__DOCUMENT SEGMENT__:
[LEAPSECS] Celebrating the new year a few seconds late
Magnus Danielson
magnus at rubidium.dyndns.org
Wed Jan 2 22:58:58 EST 2019
Hi,
On 1/1/19 3:15 PM, Daniel R. Tobias wrote:
> A lot of Americans synchronize their new year celebrations to the
> drop of the ball in Times Square as seen on TV, which means they
> celebrate a few seconds late because digital TV has an inherent delay
> to it (for signal encoding or something... I really don't know the
> technical details). Networks sometimes add a few more seconds to live
> broadcasts to give them a chance to bleep out obscenities; I'm not
> sure whether they do that with New Years Eve shows.
>
> The same goes for broadcasts of Big Ben ringing in the UK, or
> anything other countries may use.

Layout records
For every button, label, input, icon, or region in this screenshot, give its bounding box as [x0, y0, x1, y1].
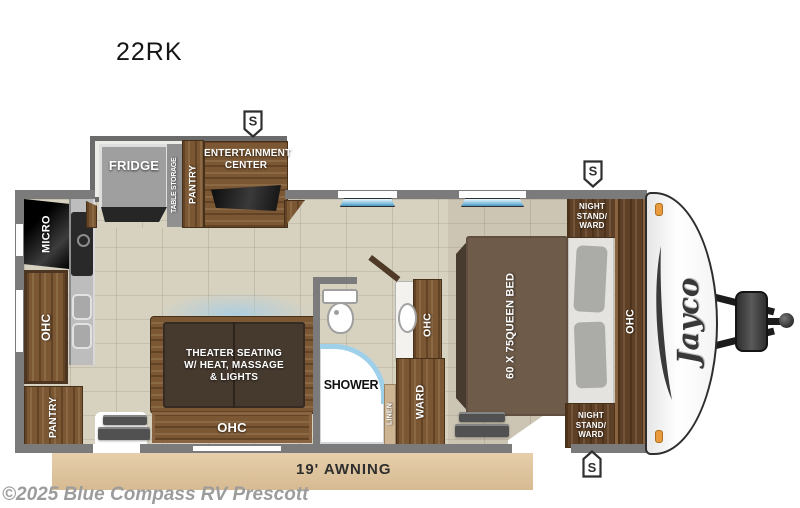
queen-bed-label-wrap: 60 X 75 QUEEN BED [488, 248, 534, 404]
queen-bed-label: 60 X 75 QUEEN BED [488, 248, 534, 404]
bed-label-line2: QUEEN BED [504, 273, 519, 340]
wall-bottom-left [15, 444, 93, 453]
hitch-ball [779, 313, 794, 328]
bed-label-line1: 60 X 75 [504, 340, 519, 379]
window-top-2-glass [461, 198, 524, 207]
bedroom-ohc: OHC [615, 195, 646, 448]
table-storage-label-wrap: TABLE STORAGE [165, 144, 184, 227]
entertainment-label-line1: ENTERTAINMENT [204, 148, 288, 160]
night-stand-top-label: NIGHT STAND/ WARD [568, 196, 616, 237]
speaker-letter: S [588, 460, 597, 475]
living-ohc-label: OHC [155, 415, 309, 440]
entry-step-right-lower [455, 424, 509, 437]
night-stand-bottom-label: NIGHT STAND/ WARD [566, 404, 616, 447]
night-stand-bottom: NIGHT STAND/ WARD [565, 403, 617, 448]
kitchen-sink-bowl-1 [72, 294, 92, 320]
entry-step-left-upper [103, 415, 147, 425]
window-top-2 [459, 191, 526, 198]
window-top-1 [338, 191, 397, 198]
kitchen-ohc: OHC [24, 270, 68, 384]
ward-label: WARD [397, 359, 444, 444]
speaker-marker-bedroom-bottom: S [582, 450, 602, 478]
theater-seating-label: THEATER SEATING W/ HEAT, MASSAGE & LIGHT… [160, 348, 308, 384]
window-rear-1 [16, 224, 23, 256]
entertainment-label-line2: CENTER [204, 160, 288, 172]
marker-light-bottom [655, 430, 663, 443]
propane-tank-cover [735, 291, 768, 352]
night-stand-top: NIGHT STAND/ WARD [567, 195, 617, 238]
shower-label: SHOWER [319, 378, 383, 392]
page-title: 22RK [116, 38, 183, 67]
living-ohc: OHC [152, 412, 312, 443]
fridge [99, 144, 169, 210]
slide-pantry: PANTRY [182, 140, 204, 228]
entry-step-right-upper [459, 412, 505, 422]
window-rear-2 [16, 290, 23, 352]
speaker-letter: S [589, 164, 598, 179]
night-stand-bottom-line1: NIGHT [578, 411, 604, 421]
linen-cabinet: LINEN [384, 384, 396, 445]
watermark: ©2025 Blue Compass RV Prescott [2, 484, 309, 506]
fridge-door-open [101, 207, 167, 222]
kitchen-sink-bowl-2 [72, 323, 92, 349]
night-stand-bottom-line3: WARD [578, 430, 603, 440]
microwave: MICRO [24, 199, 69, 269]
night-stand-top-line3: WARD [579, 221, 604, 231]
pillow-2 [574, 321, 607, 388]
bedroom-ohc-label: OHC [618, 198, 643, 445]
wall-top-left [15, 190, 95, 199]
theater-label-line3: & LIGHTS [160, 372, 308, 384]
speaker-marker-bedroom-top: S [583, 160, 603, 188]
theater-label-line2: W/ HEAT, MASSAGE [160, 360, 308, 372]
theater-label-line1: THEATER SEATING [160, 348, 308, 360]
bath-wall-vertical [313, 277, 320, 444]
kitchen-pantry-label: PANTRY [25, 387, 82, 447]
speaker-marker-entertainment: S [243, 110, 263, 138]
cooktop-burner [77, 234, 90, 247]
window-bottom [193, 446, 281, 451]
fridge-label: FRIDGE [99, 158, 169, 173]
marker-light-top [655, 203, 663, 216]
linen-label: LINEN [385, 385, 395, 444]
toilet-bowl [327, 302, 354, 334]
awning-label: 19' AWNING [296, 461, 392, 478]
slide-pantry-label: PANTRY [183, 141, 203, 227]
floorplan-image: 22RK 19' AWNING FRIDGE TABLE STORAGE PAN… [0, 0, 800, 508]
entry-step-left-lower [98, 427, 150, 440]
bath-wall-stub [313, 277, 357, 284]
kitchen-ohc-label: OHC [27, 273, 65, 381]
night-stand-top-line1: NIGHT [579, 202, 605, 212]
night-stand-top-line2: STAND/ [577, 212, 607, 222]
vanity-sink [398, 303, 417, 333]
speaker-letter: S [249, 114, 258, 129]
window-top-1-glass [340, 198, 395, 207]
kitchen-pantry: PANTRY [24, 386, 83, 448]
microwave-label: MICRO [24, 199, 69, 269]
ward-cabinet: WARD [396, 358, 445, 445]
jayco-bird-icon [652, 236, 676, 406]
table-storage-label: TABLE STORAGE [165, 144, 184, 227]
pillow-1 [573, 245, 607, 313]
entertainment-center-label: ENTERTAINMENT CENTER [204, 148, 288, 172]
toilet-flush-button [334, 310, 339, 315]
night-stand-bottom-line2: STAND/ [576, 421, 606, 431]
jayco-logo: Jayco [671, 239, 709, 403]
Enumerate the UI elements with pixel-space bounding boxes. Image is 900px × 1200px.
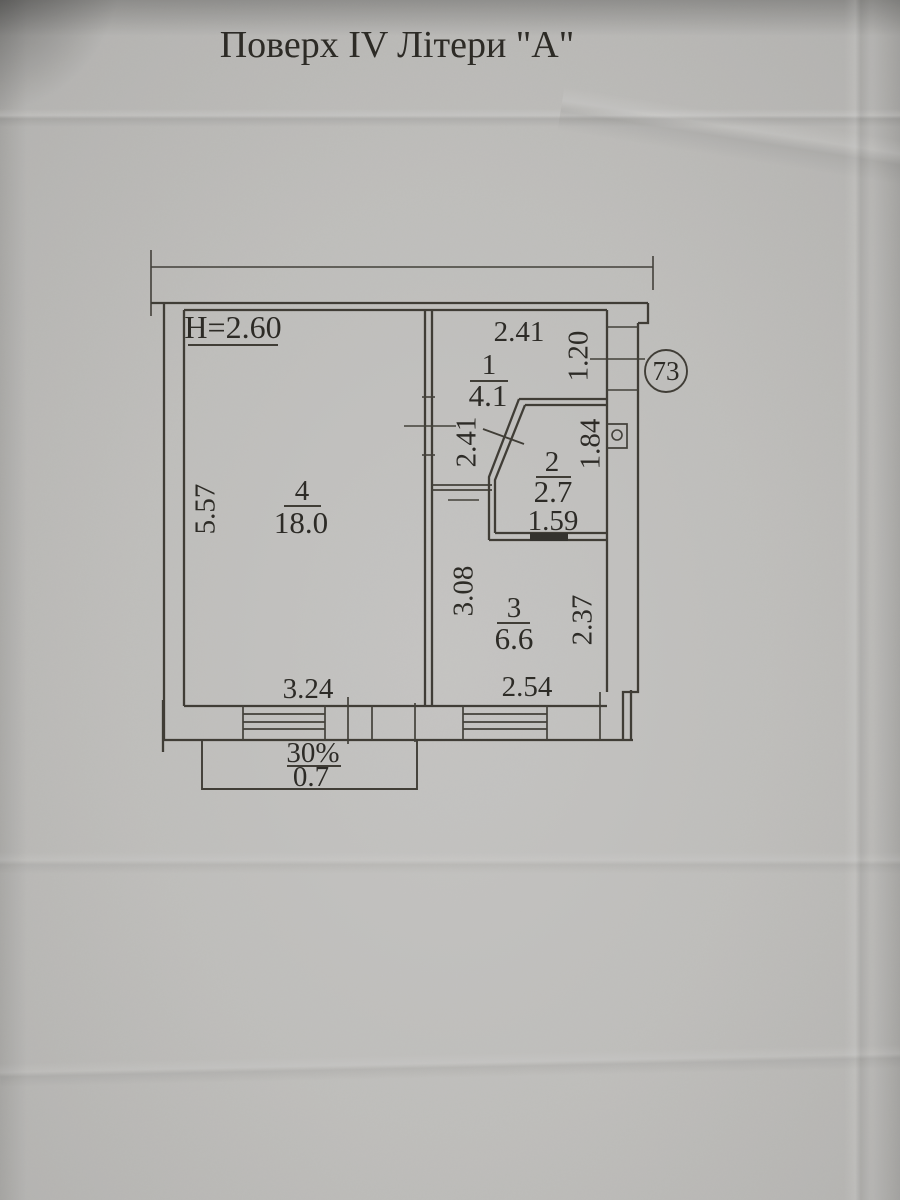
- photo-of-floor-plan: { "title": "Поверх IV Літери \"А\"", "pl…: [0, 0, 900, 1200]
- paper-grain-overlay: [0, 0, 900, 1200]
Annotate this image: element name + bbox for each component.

__JOB A__:
Answer these questions about the message on celebrating the new year a few seconds late:
(i) What date and time are given at the top of the message?
(ii) According to the message, why do networks sometimes add a few more seconds to live broadcasts?
(iii) What UK broadcast does the message mention?
__JOB B__:
Copy the message about the late new year celebrations word for word, everything from "[LEAPSECS] Celebrating the" down to "Years Eve shows.".

__COMPLETE OUTPUT A__:
(i) Wed Jan 2 22:58:58 EST 2019
(ii) To give them a chance to bleep out obscenities.
(iii) Big Ben ringing.

__COMPLETE OUTPUT B__:
[LEAPSECS] Celebrating the new year a few seconds late
Magnus Danielson
magnus at rubidium.dyndns.org
Wed Jan 2 22:58:58 EST 2019
Hi,
On 1/1/19 3:15 PM, Daniel R. Tobias wrote:
> A lot of Americans synchronize their new year celebrations to the
> drop of the ball in Times Square as seen on TV, which means they
> celebrate a few seconds late because digital TV has an inherent delay
> to it (for signal encoding or something... I really don't know the
> technical details). Networks sometimes add a few more seconds to live
> broadcasts to give them a chance to bleep out obscenities; I'm not
> sure whether they do that with New Years Eve shows.